• Supplied material
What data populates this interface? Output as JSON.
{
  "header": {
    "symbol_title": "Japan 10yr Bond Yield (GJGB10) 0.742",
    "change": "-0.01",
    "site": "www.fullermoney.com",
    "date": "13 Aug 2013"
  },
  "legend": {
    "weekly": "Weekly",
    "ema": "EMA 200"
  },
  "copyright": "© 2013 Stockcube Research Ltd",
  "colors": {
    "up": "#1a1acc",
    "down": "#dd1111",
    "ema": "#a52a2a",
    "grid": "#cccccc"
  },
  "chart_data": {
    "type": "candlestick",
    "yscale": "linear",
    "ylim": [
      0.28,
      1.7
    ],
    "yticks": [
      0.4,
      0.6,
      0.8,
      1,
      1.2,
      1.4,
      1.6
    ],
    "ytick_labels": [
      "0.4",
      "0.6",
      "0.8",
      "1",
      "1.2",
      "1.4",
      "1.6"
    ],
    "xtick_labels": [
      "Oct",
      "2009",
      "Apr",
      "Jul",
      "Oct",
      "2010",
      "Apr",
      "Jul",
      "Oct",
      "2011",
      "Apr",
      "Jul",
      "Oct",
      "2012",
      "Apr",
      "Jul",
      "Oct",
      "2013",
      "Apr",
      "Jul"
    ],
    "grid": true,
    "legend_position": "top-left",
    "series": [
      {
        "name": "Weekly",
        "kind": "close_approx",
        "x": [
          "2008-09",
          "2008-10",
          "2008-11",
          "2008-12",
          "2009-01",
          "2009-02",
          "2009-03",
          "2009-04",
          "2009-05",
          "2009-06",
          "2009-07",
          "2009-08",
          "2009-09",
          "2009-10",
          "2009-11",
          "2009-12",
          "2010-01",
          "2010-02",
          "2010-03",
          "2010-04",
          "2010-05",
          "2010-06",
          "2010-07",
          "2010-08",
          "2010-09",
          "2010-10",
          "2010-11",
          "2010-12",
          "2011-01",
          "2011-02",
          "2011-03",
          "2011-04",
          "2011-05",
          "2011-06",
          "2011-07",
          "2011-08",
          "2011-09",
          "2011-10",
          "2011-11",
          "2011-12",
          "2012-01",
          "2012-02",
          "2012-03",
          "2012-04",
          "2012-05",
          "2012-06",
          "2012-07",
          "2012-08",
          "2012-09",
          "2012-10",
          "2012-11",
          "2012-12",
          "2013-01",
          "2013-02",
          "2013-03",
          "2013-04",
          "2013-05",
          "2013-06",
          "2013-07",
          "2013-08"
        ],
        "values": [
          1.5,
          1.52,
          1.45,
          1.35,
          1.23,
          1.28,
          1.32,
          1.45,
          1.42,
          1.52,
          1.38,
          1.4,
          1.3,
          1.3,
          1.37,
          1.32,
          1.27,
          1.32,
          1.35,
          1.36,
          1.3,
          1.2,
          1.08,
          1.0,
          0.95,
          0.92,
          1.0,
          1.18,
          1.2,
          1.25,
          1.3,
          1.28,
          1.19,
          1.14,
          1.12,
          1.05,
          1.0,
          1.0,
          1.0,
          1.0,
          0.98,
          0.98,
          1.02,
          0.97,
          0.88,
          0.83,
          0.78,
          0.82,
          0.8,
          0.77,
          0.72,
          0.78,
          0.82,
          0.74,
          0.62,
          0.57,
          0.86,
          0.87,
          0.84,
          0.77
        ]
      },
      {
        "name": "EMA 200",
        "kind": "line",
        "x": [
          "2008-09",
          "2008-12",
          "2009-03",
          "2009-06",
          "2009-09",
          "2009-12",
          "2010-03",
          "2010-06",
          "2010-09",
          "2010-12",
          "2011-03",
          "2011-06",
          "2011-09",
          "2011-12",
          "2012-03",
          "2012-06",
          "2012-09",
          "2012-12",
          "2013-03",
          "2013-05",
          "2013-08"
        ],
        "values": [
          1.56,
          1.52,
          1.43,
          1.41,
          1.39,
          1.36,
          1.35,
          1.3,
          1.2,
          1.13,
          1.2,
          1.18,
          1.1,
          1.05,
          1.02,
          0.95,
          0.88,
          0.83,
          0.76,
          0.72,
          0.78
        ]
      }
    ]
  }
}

• Required task
Output all of the data above without any alteration.

• Solution below
What data populates this interface? Output as JSON.
{
  "header": {
    "symbol_title": "Japan 10yr Bond Yield (GJGB10) 0.742",
    "change": "-0.01",
    "site": "www.fullermoney.com",
    "date": "13 Aug 2013"
  },
  "legend": {
    "weekly": "Weekly",
    "ema": "EMA 200"
  },
  "copyright": "© 2013 Stockcube Research Ltd",
  "colors": {
    "up": "#1a1acc",
    "down": "#dd1111",
    "ema": "#a52a2a",
    "grid": "#cccccc"
  },
  "chart_data": {
    "type": "candlestick",
    "yscale": "linear",
    "ylim": [
      0.28,
      1.7
    ],
    "yticks": [
      0.4,
      0.6,
      0.8,
      1,
      1.2,
      1.4,
      1.6
    ],
    "ytick_labels": [
      "0.4",
      "0.6",
      "0.8",
      "1",
      "1.2",
      "1.4",
      "1.6"
    ],
    "xtick_labels": [
      "Oct",
      "2009",
      "Apr",
      "Jul",
      "Oct",
      "2010",
      "Apr",
      "Jul",
      "Oct",
      "2011",
      "Apr",
      "Jul",
      "Oct",
      "2012",
      "Apr",
      "Jul",
      "Oct",
      "2013",
      "Apr",
      "Jul"
    ],
    "grid": true,
    "legend_position": "top-left",
    "series": [
      {
        "name": "Weekly",
        "kind": "close_approx",
        "x": [
          "2008-09",
          "2008-10",
          "2008-11",
          "2008-12",
          "2009-01",
          "2009-02",
          "2009-03",
          "2009-04",
          "2009-05",
          "2009-06",
          "2009-07",
          "2009-08",
          "2009-09",
          "2009-10",
          "2009-11",
          "2009-12",
          "2010-01",
          "2010-02",
          "2010-03",
          "2010-04",
          "2010-05",
          "2010-06",
          "2010-07",
          "2010-08",
          "2010-09",
          "2010-10",
          "2010-11",
          "2010-12",
          "2011-01",
          "2011-02",
          "2011-03",
          "2011-04",
          "2011-05",
          "2011-06",
          "2011-07",
          "2011-08",
          "2011-09",
          "2011-10",
          "2011-11",
          "2011-12",
          "2012-01",
          "2012-02",
          "2012-03",
          "2012-04",
          "2012-05",
          "2012-06",
          "2012-07",
          "2012-08",
          "2012-09",
          "2012-10",
          "2012-11",
          "2012-12",
          "2013-01",
          "2013-02",
          "2013-03",
          "2013-04",
          "2013-05",
          "2013-06",
          "2013-07",
          "2013-08"
        ],
        "values": [
          1.5,
          1.52,
          1.45,
          1.35,
          1.23,
          1.28,
          1.32,
          1.45,
          1.42,
          1.52,
          1.38,
          1.4,
          1.3,
          1.3,
          1.37,
          1.32,
          1.27,
          1.32,
          1.35,
          1.36,
          1.3,
          1.2,
          1.08,
          1.0,
          0.95,
          0.92,
          1.0,
          1.18,
          1.2,
          1.25,
          1.3,
          1.28,
          1.19,
          1.14,
          1.12,
          1.05,
          1.0,
          1.0,
          1.0,
          1.0,
          0.98,
          0.98,
          1.02,
          0.97,
          0.88,
          0.83,
          0.78,
          0.82,
          0.8,
          0.77,
          0.72,
          0.78,
          0.82,
          0.74,
          0.62,
          0.57,
          0.86,
          0.87,
          0.84,
          0.77
        ]
      },
      {
        "name": "EMA 200",
        "kind": "line",
        "x": [
          "2008-09",
          "2008-12",
          "2009-03",
          "2009-06",
          "2009-09",
          "2009-12",
          "2010-03",
          "2010-06",
          "2010-09",
          "2010-12",
          "2011-03",
          "2011-06",
          "2011-09",
          "2011-12",
          "2012-03",
          "2012-06",
          "2012-09",
          "2012-12",
          "2013-03",
          "2013-05",
          "2013-08"
        ],
        "values": [
          1.56,
          1.52,
          1.43,
          1.41,
          1.39,
          1.36,
          1.35,
          1.3,
          1.2,
          1.13,
          1.2,
          1.18,
          1.1,
          1.05,
          1.02,
          0.95,
          0.88,
          0.83,
          0.76,
          0.72,
          0.78
        ]
      }
    ]
  }
}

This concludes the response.